# Exercise requirements:
Output every entry exactly, from the first line to the last.

Dataset entries:
★ ★ ★

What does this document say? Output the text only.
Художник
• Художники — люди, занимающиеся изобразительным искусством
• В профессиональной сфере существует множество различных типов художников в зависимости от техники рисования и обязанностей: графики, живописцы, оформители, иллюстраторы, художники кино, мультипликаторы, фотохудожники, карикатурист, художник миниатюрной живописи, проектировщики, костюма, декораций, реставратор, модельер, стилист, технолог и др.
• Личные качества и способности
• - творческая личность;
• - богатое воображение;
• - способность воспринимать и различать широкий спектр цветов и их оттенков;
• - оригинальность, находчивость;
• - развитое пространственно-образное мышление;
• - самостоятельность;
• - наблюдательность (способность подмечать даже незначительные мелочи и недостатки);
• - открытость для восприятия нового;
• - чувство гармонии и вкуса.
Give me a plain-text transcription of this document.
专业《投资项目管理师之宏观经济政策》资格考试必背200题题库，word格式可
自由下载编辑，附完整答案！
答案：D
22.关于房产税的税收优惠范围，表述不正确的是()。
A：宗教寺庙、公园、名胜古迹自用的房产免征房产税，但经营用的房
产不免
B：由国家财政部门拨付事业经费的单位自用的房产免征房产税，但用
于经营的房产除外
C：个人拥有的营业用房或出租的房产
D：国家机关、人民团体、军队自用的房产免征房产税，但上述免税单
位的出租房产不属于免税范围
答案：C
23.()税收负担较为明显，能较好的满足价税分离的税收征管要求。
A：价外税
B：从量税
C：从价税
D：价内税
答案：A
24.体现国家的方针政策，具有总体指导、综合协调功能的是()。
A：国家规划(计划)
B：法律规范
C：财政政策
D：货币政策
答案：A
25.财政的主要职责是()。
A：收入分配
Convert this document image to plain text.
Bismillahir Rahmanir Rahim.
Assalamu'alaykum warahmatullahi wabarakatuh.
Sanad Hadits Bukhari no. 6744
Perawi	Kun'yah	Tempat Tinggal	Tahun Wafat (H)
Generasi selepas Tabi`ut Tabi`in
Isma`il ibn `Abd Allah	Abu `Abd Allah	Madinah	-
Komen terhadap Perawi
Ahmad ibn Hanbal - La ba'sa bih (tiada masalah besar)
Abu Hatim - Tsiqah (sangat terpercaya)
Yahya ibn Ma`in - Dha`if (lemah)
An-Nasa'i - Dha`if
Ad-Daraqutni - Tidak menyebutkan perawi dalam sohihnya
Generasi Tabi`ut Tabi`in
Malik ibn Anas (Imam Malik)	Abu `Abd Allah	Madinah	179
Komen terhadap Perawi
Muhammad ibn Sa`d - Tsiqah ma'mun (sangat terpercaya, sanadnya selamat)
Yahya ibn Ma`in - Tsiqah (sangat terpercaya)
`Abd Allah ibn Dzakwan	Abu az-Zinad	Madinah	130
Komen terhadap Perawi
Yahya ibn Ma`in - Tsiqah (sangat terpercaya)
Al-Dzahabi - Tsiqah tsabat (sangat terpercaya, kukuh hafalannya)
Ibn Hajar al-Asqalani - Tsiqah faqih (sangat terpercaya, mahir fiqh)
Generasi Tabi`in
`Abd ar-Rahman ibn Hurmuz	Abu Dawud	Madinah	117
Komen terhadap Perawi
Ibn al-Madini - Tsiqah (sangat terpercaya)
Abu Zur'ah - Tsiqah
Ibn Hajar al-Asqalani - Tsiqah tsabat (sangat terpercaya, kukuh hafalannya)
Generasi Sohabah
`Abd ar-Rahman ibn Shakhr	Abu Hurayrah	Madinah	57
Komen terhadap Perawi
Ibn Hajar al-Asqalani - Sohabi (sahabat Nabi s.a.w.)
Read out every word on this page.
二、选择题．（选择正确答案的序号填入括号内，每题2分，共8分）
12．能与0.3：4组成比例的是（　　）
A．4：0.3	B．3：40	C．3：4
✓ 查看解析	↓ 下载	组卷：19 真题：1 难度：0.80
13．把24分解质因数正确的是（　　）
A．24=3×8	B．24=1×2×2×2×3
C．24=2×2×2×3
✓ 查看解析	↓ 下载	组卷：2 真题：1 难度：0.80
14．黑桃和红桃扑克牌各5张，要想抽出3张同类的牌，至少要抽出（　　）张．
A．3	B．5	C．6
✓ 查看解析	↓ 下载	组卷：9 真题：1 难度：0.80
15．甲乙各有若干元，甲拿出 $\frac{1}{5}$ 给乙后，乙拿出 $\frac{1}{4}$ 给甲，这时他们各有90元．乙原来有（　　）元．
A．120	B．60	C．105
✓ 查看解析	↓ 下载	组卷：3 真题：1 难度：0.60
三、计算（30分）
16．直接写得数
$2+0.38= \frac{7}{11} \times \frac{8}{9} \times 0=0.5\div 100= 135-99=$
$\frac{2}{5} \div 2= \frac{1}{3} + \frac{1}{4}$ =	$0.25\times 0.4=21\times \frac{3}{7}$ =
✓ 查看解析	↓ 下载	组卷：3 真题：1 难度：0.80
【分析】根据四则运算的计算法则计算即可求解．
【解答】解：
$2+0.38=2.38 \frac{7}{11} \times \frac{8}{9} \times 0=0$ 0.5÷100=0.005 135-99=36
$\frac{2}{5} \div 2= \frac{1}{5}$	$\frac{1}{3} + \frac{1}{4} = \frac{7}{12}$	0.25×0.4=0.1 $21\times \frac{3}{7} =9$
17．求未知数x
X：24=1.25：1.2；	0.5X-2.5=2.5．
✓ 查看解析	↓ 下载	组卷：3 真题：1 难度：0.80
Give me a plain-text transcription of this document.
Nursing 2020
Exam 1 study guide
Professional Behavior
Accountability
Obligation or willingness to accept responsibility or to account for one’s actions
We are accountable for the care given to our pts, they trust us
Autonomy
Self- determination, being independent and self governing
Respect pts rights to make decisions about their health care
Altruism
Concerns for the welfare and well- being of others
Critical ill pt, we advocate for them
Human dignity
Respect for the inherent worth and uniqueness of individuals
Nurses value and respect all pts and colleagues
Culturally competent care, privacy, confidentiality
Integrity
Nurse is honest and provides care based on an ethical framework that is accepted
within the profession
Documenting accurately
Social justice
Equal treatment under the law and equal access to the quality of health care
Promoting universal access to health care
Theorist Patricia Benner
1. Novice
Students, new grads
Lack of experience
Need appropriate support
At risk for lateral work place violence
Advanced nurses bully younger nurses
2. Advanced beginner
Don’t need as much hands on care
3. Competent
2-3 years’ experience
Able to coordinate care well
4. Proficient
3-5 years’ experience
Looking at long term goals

★ ★ ★

# Reply:
What does this document say? Output the text only.
Художник
• Художники — люди, занимающиеся изобразительным искусством
• В профессиональной сфере существует множество различных типов художников в зависимости от техники рисования и обязанностей: графики, живописцы, оформители, иллюстраторы, художники кино, мультипликаторы, фотохудожники, карикатурист, художник миниатюрной живописи, проектировщики, костюма, декораций, реставратор, модельер, стилист, технолог и др.
• Личные качества и способности
• - творческая личность;
• - богатое воображение;
• - способность воспринимать и различать широкий спектр цветов и их оттенков;
• - оригинальность, находчивость;
• - развитое пространственно-образное мышление;
• - самостоятельность;
• - наблюдательность (способность подмечать даже незначительные мелочи и недостатки);
• - открытость для восприятия нового;
• - чувство гармонии и вкуса.
Give me a plain-text transcription of this document.
专业《投资项目管理师之宏观经济政策》资格考试必背200题题库，word格式可
自由下载编辑，附完整答案！
答案：D
22.关于房产税的税收优惠范围，表述不正确的是()。
A：宗教寺庙、公园、名胜古迹自用的房产免征房产税，但经营用的房
产不免
B：由国家财政部门拨付事业经费的单位自用的房产免征房产税，但用
于经营的房产除外
C：个人拥有的营业用房或出租的房产
D：国家机关、人民团体、军队自用的房产免征房产税，但上述免税单
位的出租房产不属于免税范围
答案：C
23.()税收负担较为明显，能较好的满足价税分离的税收征管要求。
A：价外税
B：从量税
C：从价税
D：价内税
答案：A
24.体现国家的方针政策，具有总体指导、综合协调功能的是()。
A：国家规划(计划)
B：法律规范
C：财政政策
D：货币政策
答案：A
25.财政的主要职责是()。
A：收入分配
Convert this document image to plain text.
Bismillahir Rahmanir Rahim.
Assalamu'alaykum warahmatullahi wabarakatuh.
Sanad Hadits Bukhari no. 6744
Perawi	Kun'yah	Tempat Tinggal	Tahun Wafat (H)
Generasi selepas Tabi`ut Tabi`in
Isma`il ibn `Abd Allah	Abu `Abd Allah	Madinah	-
Komen terhadap Perawi
Ahmad ibn Hanbal - La ba'sa bih (tiada masalah besar)
Abu Hatim - Tsiqah (sangat terpercaya)
Yahya ibn Ma`in - Dha`if (lemah)
An-Nasa'i - Dha`if
Ad-Daraqutni - Tidak menyebutkan perawi dalam sohihnya
Generasi Tabi`ut Tabi`in
Malik ibn Anas (Imam Malik)	Abu `Abd Allah	Madinah	179
Komen terhadap Perawi
Muhammad ibn Sa`d - Tsiqah ma'mun (sangat terpercaya, sanadnya selamat)
Yahya ibn Ma`in - Tsiqah (sangat terpercaya)
`Abd Allah ibn Dzakwan	Abu az-Zinad	Madinah	130
Komen terhadap Perawi
Yahya ibn Ma`in - Tsiqah (sangat terpercaya)
Al-Dzahabi - Tsiqah tsabat (sangat terpercaya, kukuh hafalannya)
Ibn Hajar al-Asqalani - Tsiqah faqih (sangat terpercaya, mahir fiqh)
Generasi Tabi`in
`Abd ar-Rahman ibn Hurmuz	Abu Dawud	Madinah	117
Komen terhadap Perawi
Ibn al-Madini - Tsiqah (sangat terpercaya)
Abu Zur'ah - Tsiqah
Ibn Hajar al-Asqalani - Tsiqah tsabat (sangat terpercaya, kukuh hafalannya)
Generasi Sohabah
`Abd ar-Rahman ibn Shakhr	Abu Hurayrah	Madinah	57
Komen terhadap Perawi
Ibn Hajar al-Asqalani - Sohabi (sahabat Nabi s.a.w.)
Read out every word on this page.
二、选择题．（选择正确答案的序号填入括号内，每题2分，共8分）
12．能与0.3：4组成比例的是（　　）
A．4：0.3	B．3：40	C．3：4
✓ 查看解析	↓ 下载	组卷：19 真题：1 难度：0.80
13．把24分解质因数正确的是（　　）
A．24=3×8	B．24=1×2×2×2×3
C．24=2×2×2×3
✓ 查看解析	↓ 下载	组卷：2 真题：1 难度：0.80
14．黑桃和红桃扑克牌各5张，要想抽出3张同类的牌，至少要抽出（　　）张．
A．3	B．5	C．6
✓ 查看解析	↓ 下载	组卷：9 真题：1 难度：0.80
15．甲乙各有若干元，甲拿出 $\frac{1}{5}$ 给乙后，乙拿出 $\frac{1}{4}$ 给甲，这时他们各有90元．乙原来有（　　）元．
A．120	B．60	C．105
✓ 查看解析	↓ 下载	组卷：3 真题：1 难度：0.60
三、计算（30分）
16．直接写得数
$2+0.38= \frac{7}{11} \times \frac{8}{9} \times 0=0.5\div 100= 135-99=$
$\frac{2}{5} \div 2= \frac{1}{3} + \frac{1}{4}$ =	$0.25\times 0.4=21\times \frac{3}{7}$ =
✓ 查看解析	↓ 下载	组卷：3 真题：1 难度：0.80
【分析】根据四则运算的计算法则计算即可求解．
【解答】解：
$2+0.38=2.38 \frac{7}{11} \times \frac{8}{9} \times 0=0$ 0.5÷100=0.005 135-99=36
$\frac{2}{5} \div 2= \frac{1}{5}$	$\frac{1}{3} + \frac{1}{4} = \frac{7}{12}$	0.25×0.4=0.1 $21\times \frac{3}{7} =9$
17．求未知数x
X：24=1.25：1.2；	0.5X-2.5=2.5．
✓ 查看解析	↓ 下载	组卷：3 真题：1 难度：0.80
Give me a plain-text transcription of this document.
Nursing 2020
Exam 1 study guide
Professional Behavior
Accountability
Obligation or willingness to accept responsibility or to account for one’s actions
We are accountable for the care given to our pts, they trust us
Autonomy
Self- determination, being independent and self governing
Respect pts rights to make decisions about their health care
Altruism
Concerns for the welfare and well- being of others
Critical ill pt, we advocate for them
Human dignity
Respect for the inherent worth and uniqueness of individuals
Nurses value and respect all pts and colleagues
Culturally competent care, privacy, confidentiality
Integrity
Nurse is honest and provides care based on an ethical framework that is accepted
within the profession
Documenting accurately
Social justice
Equal treatment under the law and equal access to the quality of health care
Promoting universal access to health care
Theorist Patricia Benner
1. Novice
Students, new grads
Lack of experience
Need appropriate support
At risk for lateral work place violence
Advanced nurses bully younger nurses
2. Advanced beginner
Don’t need as much hands on care
3. Competent
2-3 years’ experience
Able to coordinate care well
4. Proficient
3-5 years’ experience
Looking at long term goals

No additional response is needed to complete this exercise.